TASK DESCRIPTION: All lines in the data bearing the string "Subject" should be identified and copied.

THE RECORDS:
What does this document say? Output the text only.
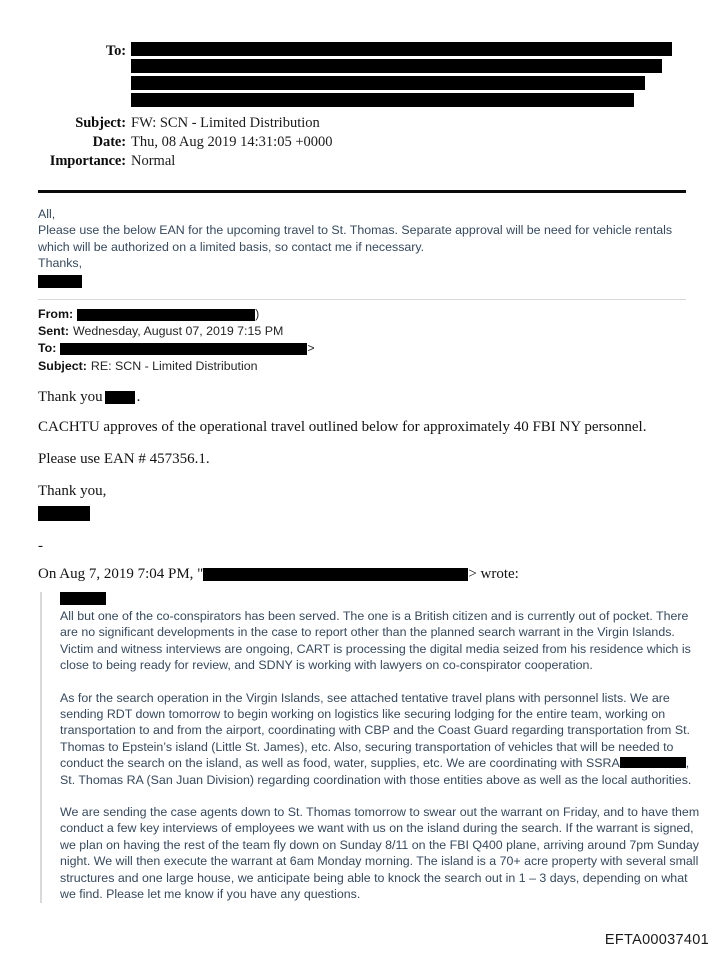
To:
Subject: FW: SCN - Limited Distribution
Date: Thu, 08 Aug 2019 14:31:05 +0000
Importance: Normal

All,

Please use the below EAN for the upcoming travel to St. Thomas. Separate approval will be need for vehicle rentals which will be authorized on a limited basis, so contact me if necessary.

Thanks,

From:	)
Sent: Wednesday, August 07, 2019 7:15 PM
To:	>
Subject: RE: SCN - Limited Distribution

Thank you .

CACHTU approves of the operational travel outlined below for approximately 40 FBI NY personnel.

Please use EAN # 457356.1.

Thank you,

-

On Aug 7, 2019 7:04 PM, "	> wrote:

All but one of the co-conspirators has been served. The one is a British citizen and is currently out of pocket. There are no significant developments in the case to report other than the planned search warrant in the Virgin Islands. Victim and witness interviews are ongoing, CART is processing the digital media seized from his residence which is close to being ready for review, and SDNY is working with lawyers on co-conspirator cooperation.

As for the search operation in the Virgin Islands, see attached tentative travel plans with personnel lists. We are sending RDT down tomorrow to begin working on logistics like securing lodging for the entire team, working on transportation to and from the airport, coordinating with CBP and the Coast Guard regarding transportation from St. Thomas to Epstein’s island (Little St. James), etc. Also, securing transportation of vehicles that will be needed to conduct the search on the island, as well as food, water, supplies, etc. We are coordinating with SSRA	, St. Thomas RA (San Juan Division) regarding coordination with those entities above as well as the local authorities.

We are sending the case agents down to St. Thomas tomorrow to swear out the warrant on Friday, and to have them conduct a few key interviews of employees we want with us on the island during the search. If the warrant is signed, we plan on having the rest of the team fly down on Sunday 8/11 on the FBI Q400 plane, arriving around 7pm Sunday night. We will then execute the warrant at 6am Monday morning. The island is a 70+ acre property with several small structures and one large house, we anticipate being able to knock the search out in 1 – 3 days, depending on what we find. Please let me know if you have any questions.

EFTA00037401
* * *
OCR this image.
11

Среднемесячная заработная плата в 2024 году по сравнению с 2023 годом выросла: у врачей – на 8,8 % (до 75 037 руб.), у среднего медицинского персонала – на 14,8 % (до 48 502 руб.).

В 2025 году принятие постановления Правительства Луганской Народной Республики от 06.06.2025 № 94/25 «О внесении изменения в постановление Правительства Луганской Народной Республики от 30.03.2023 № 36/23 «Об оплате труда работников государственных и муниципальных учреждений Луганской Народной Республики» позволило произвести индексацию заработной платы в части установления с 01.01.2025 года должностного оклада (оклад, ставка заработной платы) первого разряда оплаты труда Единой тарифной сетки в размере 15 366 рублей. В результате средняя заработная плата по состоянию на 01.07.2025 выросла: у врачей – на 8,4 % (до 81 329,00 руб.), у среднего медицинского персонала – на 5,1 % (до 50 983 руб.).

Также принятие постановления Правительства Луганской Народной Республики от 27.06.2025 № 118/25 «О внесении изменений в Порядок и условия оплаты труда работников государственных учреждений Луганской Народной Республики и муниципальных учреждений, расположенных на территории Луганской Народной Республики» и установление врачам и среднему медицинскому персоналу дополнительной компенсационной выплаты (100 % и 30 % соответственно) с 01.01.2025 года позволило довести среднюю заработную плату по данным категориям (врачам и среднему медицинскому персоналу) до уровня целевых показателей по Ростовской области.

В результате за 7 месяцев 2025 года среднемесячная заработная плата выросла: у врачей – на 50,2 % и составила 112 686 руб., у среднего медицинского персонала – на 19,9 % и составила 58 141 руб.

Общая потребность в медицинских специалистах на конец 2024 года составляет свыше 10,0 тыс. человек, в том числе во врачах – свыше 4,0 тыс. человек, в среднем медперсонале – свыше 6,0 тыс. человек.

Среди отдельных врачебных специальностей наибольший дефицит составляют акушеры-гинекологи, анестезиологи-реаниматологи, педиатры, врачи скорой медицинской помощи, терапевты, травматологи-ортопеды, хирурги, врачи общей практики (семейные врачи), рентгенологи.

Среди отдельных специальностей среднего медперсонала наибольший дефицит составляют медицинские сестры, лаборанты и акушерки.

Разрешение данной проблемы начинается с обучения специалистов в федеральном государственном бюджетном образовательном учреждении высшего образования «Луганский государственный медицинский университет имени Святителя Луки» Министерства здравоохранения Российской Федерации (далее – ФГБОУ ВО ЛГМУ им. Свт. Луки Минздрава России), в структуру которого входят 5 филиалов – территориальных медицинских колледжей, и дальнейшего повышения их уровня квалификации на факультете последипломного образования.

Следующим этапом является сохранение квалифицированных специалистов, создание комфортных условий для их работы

EXERCISE RESULT:
Subject: FW: SCN - Limited Distribution
Subject: RE: SCN - Limited Distribution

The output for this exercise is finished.